Job: Pick out the lines in the listing below that contain the word "mounting" and copy them.

Figure data in JSON:

==*==

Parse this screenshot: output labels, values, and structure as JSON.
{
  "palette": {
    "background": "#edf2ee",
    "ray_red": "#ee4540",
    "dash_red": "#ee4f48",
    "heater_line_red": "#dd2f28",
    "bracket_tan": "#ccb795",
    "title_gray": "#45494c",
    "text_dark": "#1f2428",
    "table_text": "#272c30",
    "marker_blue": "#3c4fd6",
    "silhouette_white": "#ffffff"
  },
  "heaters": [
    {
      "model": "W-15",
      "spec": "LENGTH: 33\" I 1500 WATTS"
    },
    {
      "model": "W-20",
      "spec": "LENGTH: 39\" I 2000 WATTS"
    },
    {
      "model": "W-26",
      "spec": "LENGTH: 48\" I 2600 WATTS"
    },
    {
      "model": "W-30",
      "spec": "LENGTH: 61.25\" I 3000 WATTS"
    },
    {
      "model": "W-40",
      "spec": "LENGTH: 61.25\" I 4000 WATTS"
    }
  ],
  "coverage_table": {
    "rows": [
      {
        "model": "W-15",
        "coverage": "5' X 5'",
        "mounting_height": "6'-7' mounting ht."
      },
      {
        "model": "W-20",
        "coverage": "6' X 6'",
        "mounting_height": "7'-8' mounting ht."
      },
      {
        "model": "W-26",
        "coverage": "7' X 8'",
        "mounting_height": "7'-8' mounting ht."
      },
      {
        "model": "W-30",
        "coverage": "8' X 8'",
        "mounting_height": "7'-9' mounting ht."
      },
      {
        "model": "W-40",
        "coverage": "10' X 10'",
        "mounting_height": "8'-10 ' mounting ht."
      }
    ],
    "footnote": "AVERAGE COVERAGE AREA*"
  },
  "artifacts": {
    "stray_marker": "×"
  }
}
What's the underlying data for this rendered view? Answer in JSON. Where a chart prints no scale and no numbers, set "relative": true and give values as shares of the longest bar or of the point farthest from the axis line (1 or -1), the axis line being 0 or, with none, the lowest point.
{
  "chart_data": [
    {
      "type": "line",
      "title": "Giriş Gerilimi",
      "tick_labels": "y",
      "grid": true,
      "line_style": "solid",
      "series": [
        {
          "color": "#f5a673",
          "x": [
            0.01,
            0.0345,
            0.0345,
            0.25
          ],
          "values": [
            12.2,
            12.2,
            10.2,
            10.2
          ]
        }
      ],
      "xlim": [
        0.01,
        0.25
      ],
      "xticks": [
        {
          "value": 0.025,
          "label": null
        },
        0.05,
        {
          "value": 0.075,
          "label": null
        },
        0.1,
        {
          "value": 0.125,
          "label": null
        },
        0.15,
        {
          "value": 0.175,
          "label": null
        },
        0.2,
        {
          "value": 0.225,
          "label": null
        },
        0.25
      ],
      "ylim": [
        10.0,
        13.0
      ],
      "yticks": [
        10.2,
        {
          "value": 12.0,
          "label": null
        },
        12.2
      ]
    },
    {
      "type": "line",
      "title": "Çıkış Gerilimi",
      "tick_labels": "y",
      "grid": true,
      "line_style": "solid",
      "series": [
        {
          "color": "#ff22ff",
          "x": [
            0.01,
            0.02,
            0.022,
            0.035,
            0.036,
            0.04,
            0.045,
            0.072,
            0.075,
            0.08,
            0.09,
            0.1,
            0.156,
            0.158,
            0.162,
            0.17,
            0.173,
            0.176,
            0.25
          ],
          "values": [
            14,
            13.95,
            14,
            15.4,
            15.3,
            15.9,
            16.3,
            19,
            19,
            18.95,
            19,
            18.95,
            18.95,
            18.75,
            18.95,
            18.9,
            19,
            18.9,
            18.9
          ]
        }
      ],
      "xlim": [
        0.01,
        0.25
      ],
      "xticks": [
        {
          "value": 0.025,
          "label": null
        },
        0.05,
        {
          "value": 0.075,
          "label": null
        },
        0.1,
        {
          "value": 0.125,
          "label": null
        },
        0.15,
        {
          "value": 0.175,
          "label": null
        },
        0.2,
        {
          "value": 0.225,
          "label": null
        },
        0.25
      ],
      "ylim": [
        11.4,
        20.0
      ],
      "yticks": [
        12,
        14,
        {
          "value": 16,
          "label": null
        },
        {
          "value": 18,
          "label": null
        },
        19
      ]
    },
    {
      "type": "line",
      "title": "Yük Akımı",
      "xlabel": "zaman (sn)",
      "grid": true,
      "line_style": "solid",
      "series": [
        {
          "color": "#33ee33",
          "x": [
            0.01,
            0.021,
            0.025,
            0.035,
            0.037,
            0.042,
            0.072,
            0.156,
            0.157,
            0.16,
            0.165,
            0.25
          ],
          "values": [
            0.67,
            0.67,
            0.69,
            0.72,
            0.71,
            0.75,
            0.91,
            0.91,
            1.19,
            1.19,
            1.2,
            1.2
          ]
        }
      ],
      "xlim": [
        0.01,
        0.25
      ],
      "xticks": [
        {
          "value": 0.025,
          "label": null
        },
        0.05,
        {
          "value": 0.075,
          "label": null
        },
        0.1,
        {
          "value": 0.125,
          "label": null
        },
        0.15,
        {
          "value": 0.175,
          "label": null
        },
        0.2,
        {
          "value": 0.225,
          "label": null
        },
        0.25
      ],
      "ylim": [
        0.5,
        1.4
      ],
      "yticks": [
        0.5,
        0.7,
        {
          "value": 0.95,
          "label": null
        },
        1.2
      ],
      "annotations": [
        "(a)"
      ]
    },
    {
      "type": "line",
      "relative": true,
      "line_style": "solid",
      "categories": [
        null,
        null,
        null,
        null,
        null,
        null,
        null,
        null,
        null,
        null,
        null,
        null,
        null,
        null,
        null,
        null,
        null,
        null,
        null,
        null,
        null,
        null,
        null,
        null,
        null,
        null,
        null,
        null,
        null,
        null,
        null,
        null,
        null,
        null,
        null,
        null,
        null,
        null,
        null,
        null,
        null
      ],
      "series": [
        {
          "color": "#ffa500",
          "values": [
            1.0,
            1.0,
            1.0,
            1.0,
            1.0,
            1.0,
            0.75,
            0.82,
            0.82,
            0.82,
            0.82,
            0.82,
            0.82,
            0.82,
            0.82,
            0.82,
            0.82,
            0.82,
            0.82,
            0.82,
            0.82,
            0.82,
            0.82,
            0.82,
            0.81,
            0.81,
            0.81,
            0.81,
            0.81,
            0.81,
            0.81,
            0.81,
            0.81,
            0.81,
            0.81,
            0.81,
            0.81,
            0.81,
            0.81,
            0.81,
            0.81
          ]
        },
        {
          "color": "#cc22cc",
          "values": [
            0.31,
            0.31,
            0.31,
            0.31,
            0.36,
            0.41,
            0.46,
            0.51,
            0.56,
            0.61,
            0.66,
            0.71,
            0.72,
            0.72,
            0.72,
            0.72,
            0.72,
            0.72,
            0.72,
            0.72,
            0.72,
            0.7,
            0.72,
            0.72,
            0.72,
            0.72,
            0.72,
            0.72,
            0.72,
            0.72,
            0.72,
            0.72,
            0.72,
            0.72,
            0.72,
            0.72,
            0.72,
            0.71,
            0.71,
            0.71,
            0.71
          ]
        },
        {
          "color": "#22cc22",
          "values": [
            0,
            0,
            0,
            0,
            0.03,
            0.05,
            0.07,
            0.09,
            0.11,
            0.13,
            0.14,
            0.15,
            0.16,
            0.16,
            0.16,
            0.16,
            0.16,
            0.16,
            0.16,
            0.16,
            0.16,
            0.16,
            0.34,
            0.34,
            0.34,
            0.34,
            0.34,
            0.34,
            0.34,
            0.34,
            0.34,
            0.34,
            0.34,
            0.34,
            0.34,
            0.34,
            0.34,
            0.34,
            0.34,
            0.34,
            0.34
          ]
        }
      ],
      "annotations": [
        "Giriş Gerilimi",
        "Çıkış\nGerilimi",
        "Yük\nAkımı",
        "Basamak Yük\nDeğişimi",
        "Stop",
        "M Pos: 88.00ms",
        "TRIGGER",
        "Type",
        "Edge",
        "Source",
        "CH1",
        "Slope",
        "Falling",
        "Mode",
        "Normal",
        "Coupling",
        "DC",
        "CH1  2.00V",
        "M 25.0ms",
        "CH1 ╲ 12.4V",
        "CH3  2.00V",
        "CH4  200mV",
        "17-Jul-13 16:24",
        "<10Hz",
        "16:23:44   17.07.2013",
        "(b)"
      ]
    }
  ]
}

==*==

Completed exercise:
        "mounting_height": "6'-7' mounting ht."
        "mounting_height": "7'-8' mounting ht."
        "mounting_height": "7'-8' mounting ht."
        "mounting_height": "7'-9' mounting ht."
        "mounting_height": "8'-10 ' mounting ht."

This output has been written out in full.